[Stored records]
/---
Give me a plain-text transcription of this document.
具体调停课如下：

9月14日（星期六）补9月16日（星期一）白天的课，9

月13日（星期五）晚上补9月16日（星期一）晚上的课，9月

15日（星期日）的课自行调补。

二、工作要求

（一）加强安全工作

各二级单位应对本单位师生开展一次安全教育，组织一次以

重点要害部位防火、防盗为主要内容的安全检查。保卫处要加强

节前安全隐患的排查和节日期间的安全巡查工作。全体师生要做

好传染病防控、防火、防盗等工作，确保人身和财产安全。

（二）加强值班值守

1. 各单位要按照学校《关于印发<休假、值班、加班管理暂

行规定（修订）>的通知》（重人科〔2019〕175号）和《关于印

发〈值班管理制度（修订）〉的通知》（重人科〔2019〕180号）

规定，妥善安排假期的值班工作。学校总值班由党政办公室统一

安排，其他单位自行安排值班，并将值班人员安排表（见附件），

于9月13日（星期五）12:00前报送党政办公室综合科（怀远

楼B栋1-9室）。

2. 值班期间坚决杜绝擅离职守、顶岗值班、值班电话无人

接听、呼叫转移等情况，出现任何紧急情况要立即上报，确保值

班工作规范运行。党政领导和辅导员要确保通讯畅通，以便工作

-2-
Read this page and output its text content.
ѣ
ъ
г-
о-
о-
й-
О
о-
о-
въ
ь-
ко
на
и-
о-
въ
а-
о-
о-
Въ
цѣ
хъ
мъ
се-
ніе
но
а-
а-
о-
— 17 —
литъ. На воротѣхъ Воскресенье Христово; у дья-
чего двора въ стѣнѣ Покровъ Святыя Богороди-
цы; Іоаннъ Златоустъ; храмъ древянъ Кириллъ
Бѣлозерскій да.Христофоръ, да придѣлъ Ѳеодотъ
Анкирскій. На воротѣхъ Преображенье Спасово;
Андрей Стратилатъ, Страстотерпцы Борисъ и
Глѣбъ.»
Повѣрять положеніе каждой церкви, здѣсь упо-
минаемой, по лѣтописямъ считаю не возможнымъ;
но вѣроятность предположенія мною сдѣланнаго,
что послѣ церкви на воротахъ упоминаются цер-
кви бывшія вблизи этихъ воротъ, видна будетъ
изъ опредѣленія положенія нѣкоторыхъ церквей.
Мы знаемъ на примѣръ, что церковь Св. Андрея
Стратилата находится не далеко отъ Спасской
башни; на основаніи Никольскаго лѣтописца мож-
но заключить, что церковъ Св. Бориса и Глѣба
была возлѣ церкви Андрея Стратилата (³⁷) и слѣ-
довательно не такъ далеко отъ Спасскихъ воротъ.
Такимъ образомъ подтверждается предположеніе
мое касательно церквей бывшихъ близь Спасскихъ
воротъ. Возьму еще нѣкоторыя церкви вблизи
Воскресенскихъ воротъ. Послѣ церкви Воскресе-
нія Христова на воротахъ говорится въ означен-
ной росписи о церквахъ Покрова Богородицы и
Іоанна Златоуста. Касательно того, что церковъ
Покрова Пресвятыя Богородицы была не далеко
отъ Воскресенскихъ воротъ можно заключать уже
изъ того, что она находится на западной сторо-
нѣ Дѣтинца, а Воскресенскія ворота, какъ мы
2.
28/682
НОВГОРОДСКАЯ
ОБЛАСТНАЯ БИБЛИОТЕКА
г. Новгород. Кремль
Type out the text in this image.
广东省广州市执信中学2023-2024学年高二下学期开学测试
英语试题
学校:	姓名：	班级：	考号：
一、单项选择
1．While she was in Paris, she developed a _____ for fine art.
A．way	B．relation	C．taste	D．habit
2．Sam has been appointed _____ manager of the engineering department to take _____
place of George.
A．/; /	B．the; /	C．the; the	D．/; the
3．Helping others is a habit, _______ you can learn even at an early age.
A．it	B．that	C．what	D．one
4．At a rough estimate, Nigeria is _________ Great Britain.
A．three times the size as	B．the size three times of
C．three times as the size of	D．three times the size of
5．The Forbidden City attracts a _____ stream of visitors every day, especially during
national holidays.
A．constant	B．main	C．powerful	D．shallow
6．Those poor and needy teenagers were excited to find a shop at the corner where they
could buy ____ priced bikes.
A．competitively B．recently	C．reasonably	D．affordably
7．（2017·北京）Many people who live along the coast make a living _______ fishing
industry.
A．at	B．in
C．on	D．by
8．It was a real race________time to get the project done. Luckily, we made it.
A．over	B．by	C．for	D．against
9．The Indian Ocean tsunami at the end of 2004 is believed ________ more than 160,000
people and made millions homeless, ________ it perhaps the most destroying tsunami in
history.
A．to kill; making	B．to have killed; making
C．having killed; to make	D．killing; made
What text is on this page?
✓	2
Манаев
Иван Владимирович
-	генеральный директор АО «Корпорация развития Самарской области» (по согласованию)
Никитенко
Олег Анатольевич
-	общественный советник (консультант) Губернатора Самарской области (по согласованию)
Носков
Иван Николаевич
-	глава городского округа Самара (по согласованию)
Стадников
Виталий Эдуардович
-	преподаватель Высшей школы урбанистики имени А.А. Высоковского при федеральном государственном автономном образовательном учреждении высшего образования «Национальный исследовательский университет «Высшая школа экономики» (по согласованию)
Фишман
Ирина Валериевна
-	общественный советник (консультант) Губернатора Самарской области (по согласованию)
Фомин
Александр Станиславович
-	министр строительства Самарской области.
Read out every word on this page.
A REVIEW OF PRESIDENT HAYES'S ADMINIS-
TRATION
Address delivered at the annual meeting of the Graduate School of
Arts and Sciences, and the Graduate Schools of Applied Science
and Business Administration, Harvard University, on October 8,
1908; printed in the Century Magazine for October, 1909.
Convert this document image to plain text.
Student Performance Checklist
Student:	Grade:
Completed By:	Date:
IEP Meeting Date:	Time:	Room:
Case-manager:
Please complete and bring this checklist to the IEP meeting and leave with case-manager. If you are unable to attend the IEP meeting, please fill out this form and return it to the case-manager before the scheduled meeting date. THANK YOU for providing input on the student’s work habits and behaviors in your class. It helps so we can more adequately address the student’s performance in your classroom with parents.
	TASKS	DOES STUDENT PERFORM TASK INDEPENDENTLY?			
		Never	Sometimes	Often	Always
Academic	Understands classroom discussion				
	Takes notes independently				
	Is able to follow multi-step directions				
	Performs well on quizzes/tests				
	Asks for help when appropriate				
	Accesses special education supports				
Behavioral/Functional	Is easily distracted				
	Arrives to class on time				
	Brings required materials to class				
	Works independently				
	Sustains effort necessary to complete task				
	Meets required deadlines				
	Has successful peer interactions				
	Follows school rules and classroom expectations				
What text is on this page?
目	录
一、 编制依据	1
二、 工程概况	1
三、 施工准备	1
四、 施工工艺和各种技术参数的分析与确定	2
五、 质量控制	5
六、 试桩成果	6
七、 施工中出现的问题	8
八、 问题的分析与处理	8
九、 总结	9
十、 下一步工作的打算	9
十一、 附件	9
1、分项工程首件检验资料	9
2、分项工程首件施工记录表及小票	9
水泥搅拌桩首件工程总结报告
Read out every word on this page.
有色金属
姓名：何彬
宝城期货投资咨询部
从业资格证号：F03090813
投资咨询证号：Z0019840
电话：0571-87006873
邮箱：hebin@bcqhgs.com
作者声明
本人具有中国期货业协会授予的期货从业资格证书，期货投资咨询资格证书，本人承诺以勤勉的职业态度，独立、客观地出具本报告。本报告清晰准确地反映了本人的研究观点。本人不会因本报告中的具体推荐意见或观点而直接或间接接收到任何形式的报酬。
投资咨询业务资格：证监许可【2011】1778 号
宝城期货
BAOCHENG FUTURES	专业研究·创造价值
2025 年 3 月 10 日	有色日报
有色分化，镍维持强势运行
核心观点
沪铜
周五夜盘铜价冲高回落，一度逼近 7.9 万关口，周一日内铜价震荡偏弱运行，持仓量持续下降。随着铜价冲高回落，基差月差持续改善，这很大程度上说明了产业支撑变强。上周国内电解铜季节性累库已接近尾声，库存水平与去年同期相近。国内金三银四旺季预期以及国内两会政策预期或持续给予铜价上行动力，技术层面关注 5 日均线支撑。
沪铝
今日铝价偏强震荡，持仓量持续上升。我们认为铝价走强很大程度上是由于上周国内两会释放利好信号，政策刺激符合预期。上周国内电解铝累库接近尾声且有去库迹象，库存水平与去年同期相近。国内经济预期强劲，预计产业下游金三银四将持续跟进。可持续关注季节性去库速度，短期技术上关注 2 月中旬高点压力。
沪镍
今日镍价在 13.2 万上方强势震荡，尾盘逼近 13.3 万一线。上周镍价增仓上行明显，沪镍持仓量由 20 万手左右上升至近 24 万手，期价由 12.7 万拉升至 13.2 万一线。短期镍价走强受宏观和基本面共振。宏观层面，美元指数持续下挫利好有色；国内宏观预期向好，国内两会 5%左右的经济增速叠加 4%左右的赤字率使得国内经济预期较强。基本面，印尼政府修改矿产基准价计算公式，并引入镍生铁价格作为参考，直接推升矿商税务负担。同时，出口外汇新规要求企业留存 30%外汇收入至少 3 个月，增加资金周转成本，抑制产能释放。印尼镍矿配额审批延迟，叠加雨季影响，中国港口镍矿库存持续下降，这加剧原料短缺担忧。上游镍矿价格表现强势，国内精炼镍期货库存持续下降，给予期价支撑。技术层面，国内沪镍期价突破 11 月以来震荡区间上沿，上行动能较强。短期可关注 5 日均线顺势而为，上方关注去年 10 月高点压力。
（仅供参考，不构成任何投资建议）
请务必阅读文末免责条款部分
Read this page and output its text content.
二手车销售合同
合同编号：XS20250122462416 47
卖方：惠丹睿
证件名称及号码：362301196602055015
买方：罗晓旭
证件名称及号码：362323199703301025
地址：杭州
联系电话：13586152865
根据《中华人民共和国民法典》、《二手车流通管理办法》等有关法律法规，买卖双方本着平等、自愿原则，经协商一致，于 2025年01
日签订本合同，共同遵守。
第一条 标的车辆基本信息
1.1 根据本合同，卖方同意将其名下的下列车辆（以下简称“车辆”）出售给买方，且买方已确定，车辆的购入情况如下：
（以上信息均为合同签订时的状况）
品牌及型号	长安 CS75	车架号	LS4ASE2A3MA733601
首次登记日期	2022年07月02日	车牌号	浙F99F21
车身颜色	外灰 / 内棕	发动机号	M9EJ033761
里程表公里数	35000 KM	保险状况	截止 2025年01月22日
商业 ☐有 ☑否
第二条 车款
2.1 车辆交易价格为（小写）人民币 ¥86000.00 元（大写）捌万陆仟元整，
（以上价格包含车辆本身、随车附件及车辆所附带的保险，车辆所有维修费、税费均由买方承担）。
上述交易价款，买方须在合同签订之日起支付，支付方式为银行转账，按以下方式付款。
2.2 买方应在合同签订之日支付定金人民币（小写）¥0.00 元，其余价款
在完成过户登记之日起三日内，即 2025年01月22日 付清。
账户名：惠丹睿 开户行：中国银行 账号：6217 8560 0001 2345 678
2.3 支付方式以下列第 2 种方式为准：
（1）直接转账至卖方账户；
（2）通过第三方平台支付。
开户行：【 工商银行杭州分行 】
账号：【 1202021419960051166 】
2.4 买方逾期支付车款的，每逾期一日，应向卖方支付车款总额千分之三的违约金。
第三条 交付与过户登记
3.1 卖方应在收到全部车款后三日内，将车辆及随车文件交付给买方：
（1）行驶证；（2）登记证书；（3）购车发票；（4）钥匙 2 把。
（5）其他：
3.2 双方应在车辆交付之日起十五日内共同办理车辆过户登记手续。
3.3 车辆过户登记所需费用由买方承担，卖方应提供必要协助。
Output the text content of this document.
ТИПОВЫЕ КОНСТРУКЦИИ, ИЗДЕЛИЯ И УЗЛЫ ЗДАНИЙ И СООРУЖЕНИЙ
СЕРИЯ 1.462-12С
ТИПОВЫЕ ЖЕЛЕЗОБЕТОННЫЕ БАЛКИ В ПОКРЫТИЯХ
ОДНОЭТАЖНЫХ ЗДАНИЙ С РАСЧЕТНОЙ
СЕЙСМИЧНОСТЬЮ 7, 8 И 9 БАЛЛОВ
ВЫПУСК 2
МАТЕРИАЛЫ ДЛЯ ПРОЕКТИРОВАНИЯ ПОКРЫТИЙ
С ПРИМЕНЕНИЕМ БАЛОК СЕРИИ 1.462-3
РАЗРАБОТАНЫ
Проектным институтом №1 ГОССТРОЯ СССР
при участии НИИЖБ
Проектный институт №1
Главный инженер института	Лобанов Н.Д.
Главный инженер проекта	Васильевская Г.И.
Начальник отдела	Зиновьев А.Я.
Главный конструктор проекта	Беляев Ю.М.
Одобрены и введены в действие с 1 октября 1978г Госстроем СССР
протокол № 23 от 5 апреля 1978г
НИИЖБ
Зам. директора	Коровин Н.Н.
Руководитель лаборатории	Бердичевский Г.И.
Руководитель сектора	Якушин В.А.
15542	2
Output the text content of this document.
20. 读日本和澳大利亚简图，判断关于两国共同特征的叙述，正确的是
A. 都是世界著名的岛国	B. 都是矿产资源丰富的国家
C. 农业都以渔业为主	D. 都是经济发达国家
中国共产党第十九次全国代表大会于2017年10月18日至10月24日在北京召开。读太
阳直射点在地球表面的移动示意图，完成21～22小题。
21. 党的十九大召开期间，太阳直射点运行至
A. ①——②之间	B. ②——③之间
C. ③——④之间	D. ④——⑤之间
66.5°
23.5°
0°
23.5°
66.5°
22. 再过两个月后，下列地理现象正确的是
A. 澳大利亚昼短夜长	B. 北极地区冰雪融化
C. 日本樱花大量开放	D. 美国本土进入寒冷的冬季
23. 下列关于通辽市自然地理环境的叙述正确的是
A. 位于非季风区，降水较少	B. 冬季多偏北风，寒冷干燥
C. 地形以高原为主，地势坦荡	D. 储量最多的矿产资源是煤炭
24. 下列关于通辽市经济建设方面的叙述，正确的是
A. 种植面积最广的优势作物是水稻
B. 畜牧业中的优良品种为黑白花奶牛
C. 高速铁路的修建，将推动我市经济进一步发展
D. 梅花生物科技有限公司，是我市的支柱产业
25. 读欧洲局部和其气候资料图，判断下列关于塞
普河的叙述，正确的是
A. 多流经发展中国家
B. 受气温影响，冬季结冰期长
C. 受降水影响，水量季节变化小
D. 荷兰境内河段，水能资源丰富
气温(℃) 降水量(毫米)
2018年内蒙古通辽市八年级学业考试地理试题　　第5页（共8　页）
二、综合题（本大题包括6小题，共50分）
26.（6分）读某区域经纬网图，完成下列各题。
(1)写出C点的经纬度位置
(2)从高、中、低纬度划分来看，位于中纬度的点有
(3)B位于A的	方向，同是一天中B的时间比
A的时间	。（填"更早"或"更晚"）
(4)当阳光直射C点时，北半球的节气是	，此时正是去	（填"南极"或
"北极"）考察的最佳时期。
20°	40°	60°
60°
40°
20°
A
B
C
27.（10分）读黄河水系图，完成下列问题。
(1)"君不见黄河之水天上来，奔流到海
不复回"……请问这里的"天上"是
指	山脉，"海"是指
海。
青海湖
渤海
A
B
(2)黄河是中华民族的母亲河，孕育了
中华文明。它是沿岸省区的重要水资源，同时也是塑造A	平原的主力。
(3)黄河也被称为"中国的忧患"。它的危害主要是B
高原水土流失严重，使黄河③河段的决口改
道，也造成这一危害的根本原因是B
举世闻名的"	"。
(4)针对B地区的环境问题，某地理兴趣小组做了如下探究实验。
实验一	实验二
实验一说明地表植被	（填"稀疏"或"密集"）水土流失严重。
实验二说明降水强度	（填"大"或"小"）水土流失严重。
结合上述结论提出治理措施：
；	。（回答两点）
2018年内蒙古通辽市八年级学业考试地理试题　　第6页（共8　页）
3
\---
Problem description
Check each line of the entries above, and show every one holding the word "three".

Full solution
A．three times the size as	B．the size three times of
C．three times as the size of	D．three times the size of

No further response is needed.